* begin Extracted entries *
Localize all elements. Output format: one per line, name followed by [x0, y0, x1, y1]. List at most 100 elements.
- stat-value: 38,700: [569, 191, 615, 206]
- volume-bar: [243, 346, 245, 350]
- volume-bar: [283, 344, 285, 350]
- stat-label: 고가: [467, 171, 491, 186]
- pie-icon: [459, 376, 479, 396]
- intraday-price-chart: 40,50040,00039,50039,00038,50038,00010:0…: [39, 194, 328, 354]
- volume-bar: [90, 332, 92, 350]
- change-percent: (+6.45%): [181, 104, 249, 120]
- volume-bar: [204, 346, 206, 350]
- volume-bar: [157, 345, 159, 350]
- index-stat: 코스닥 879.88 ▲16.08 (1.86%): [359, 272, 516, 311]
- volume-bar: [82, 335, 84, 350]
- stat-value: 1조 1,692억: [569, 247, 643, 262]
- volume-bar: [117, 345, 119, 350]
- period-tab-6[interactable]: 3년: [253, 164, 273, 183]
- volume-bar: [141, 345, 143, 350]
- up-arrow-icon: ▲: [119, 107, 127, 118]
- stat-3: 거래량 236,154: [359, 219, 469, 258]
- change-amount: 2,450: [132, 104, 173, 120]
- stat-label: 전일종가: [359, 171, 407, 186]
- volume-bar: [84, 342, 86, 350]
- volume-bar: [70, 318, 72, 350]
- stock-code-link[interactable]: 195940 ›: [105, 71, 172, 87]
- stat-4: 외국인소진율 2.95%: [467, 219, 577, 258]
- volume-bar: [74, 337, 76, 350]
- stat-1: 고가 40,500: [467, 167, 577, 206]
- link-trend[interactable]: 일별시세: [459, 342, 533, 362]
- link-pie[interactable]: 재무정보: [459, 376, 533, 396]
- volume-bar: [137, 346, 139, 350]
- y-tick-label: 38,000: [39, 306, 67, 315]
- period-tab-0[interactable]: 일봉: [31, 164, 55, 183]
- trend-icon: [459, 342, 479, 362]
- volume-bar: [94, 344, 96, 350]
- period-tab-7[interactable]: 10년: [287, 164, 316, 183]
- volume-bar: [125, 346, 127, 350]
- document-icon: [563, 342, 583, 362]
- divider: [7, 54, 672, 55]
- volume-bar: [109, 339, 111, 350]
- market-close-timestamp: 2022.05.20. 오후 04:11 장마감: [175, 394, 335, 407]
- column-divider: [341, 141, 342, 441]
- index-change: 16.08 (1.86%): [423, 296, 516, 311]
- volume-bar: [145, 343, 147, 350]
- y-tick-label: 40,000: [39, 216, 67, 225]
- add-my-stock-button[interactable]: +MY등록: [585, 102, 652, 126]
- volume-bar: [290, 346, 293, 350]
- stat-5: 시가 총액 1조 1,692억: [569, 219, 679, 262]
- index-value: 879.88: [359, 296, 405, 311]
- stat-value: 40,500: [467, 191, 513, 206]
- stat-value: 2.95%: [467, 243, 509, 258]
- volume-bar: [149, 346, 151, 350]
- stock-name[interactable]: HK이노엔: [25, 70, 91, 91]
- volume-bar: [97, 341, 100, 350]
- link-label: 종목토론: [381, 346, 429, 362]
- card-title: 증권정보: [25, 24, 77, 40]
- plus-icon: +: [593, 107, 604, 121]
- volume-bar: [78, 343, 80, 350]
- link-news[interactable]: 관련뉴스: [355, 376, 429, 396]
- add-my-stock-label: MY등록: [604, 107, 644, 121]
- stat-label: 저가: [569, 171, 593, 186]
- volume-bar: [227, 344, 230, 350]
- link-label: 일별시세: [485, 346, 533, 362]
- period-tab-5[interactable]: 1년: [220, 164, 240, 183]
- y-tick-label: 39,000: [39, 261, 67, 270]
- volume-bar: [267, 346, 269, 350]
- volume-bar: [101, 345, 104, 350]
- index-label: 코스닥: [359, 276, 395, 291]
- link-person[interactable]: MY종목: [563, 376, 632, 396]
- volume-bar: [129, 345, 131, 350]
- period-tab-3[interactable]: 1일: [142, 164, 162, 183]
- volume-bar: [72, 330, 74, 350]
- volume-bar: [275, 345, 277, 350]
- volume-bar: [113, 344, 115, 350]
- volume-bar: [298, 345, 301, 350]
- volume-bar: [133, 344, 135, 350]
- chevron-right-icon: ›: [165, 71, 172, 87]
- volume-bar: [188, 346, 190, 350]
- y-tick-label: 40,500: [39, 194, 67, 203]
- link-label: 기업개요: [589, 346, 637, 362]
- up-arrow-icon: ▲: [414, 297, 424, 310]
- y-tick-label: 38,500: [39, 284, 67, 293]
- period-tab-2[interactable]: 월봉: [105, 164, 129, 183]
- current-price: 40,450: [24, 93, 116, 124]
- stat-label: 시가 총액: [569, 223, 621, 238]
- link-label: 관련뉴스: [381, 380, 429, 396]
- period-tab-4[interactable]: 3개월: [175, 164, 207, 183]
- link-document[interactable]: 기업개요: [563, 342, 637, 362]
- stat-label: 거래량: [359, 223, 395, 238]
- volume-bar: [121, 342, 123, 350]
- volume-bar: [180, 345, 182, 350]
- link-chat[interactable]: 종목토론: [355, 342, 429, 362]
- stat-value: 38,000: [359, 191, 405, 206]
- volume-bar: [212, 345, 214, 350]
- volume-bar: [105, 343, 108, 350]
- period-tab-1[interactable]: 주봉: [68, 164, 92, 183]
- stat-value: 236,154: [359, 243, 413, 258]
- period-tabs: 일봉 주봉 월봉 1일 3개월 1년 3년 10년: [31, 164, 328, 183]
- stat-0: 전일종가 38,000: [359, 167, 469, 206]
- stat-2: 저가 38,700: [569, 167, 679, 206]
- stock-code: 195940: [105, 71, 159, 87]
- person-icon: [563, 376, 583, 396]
* end Extracted entries *
- Task to complete -
Arrange the entries above as a Markdown table with the columns "No." and "Line." Begin at the first line of the entries, end at the line that contains "- volume-bar: [204, 346, 206, 350]", include both, and omit any blank lines.

- Reply -
| No. | Line |
|---|---|
| 1 | Localize all elements. Output format: one per line, name followed by [x0, y0, x1, y1]. List at most 100 elements. |
| 2 | - stat-value: 38,700: [569, 191, 615, 206] |
| 3 | - volume-bar: [243, 346, 245, 350] |
| 4 | - volume-bar: [283, 344, 285, 350] |
| 5 | - stat-label: 고가: [467, 171, 491, 186] |
| 6 | - pie-icon: [459, 376, 479, 396] |
| 7 | - intraday-price-chart: 40,50040,00039,50039,00038,50038,00010:0…: [39, 194, 328, 354] |
| 8 | - volume-bar: [90, 332, 92, 350] |
| 9 | - change-percent: (+6.45%): [181, 104, 249, 120] |
| 10 | - volume-bar: [204, 346, 206, 350] |